§ **Dataset records**
[Start]
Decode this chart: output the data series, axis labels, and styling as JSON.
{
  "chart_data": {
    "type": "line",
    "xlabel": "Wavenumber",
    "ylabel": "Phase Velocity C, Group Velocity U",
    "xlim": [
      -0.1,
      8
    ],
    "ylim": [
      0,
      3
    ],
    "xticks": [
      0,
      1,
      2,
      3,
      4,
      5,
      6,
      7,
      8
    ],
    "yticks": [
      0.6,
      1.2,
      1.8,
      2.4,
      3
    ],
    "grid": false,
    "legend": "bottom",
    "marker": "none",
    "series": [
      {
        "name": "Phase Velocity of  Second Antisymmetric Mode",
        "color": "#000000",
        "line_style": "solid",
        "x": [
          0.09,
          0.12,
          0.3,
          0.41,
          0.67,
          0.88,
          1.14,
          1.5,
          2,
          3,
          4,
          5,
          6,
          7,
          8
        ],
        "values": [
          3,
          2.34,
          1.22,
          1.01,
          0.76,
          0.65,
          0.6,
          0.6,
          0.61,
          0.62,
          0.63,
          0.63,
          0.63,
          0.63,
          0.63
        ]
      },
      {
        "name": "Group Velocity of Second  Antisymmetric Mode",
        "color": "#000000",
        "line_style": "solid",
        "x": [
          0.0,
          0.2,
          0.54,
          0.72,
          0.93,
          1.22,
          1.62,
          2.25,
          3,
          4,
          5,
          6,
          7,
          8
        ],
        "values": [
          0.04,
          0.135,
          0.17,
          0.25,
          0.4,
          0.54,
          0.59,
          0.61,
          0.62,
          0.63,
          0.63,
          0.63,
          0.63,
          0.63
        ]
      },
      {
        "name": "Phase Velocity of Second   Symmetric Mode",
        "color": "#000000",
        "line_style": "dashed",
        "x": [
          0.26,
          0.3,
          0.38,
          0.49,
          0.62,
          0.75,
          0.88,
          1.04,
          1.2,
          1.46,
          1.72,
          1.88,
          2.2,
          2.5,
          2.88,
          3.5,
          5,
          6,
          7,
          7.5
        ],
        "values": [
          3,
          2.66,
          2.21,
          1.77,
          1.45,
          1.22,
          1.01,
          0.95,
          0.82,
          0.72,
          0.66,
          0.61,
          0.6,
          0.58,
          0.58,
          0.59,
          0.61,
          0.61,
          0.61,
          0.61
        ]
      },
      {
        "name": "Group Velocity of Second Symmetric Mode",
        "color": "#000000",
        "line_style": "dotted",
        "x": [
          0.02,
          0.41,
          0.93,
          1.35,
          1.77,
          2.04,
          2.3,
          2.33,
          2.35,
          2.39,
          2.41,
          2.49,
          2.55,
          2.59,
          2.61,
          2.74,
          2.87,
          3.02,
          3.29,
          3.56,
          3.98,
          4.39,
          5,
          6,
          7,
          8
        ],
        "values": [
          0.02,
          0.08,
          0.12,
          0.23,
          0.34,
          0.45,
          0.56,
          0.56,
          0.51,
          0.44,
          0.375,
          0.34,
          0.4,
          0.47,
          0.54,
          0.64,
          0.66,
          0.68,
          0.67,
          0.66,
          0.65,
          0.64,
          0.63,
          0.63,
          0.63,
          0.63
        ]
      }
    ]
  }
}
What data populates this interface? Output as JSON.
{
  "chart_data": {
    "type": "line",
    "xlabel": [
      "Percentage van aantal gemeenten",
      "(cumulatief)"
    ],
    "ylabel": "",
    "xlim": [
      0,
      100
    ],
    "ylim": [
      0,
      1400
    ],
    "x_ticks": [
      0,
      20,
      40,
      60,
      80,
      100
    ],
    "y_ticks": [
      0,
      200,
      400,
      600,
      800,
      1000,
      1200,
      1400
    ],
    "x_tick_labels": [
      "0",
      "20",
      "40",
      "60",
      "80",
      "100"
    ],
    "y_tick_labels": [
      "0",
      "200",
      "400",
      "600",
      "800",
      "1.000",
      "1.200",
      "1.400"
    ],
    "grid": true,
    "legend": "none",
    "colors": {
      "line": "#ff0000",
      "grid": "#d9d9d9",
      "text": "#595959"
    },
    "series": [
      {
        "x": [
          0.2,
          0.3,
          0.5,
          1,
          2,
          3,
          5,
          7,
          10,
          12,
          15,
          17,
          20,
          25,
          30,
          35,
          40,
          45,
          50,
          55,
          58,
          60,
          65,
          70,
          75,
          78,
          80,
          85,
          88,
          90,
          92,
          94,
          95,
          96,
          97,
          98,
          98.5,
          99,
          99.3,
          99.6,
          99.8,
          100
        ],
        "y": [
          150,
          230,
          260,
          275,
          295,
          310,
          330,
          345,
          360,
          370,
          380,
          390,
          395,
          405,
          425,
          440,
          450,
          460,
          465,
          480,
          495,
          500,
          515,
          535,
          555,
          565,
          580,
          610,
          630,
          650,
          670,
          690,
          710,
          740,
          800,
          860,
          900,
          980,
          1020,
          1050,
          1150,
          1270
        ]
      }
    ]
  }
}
[End]
§ **Exercise brief**
Each record above should be returned exactly as it appears.

§ **Task result**
Decode this chart: output the data series, axis labels, and styling as JSON.
{
  "chart_data": {
    "type": "line",
    "xlabel": "Wavenumber",
    "ylabel": "Phase Velocity C, Group Velocity U",
    "xlim": [
      -0.1,
      8
    ],
    "ylim": [
      0,
      3
    ],
    "xticks": [
      0,
      1,
      2,
      3,
      4,
      5,
      6,
      7,
      8
    ],
    "yticks": [
      0.6,
      1.2,
      1.8,
      2.4,
      3
    ],
    "grid": false,
    "legend": "bottom",
    "marker": "none",
    "series": [
      {
        "name": "Phase Velocity of  Second Antisymmetric Mode",
        "color": "#000000",
        "line_style": "solid",
        "x": [
          0.09,
          0.12,
          0.3,
          0.41,
          0.67,
          0.88,
          1.14,
          1.5,
          2,
          3,
          4,
          5,
          6,
          7,
          8
        ],
        "values": [
          3,
          2.34,
          1.22,
          1.01,
          0.76,
          0.65,
          0.6,
          0.6,
          0.61,
          0.62,
          0.63,
          0.63,
          0.63,
          0.63,
          0.63
        ]
      },
      {
        "name": "Group Velocity of Second  Antisymmetric Mode",
        "color": "#000000",
        "line_style": "solid",
        "x": [
          0.0,
          0.2,
          0.54,
          0.72,
          0.93,
          1.22,
          1.62,
          2.25,
          3,
          4,
          5,
          6,
          7,
          8
        ],
        "values": [
          0.04,
          0.135,
          0.17,
          0.25,
          0.4,
          0.54,
          0.59,
          0.61,
          0.62,
          0.63,
          0.63,
          0.63,
          0.63,
          0.63
        ]
      },
      {
        "name": "Phase Velocity of Second   Symmetric Mode",
        "color": "#000000",
        "line_style": "dashed",
        "x": [
          0.26,
          0.3,
          0.38,
          0.49,
          0.62,
          0.75,
          0.88,
          1.04,
          1.2,
          1.46,
          1.72,
          1.88,
          2.2,
          2.5,
          2.88,
          3.5,
          5,
          6,
          7,
          7.5
        ],
        "values": [
          3,
          2.66,
          2.21,
          1.77,
          1.45,
          1.22,
          1.01,
          0.95,
          0.82,
          0.72,
          0.66,
          0.61,
          0.6,
          0.58,
          0.58,
          0.59,
          0.61,
          0.61,
          0.61,
          0.61
        ]
      },
      {
        "name": "Group Velocity of Second Symmetric Mode",
        "color": "#000000",
        "line_style": "dotted",
        "x": [
          0.02,
          0.41,
          0.93,
          1.35,
          1.77,
          2.04,
          2.3,
          2.33,
          2.35,
          2.39,
          2.41,
          2.49,
          2.55,
          2.59,
          2.61,
          2.74,
          2.87,
          3.02,
          3.29,
          3.56,
          3.98,
          4.39,
          5,
          6,
          7,
          8
        ],
        "values": [
          0.02,
          0.08,
          0.12,
          0.23,
          0.34,
          0.45,
          0.56,
          0.56,
          0.51,
          0.44,
          0.375,
          0.34,
          0.4,
          0.47,
          0.54,
          0.64,
          0.66,
          0.68,
          0.67,
          0.66,
          0.65,
          0.64,
          0.63,
          0.63,
          0.63,
          0.63
        ]
      }
    ]
  }
}
What data populates this interface? Output as JSON.
{
  "chart_data": {
    "type": "line",
    "xlabel": [
      "Percentage van aantal gemeenten",
      "(cumulatief)"
    ],
    "ylabel": "",
    "xlim": [
      0,
      100
    ],
    "ylim": [
      0,
      1400
    ],
    "x_ticks": [
      0,
      20,
      40,
      60,
      80,
      100
    ],
    "y_ticks": [
      0,
      200,
      400,
      600,
      800,
      1000,
      1200,
      1400
    ],
    "x_tick_labels": [
      "0",
      "20",
      "40",
      "60",
      "80",
      "100"
    ],
    "y_tick_labels": [
      "0",
      "200",
      "400",
      "600",
      "800",
      "1.000",
      "1.200",
      "1.400"
    ],
    "grid": true,
    "legend": "none",
    "colors": {
      "line": "#ff0000",
      "grid": "#d9d9d9",
      "text": "#595959"
    },
    "series": [
      {
        "x": [
          0.2,
          0.3,
          0.5,
          1,
          2,
          3,
          5,
          7,
          10,
          12,
          15,
          17,
          20,
          25,
          30,
          35,
          40,
          45,
          50,
          55,
          58,
          60,
          65,
          70,
          75,
          78,
          80,
          85,
          88,
          90,
          92,
          94,
          95,
          96,
          97,
          98,
          98.5,
          99,
          99.3,
          99.6,
          99.8,
          100
        ],
        "y": [
          150,
          230,
          260,
          275,
          295,
          310,
          330,
          345,
          360,
          370,
          380,
          390,
          395,
          405,
          425,
          440,
          450,
          460,
          465,
          480,
          495,
          500,
          515,
          535,
          555,
          565,
          580,
          610,
          630,
          650,
          670,
          690,
          710,
          740,
          800,
          860,
          900,
          980,
          1020,
          1050,
          1150,
          1270
        ]
      }
    ]
  }
}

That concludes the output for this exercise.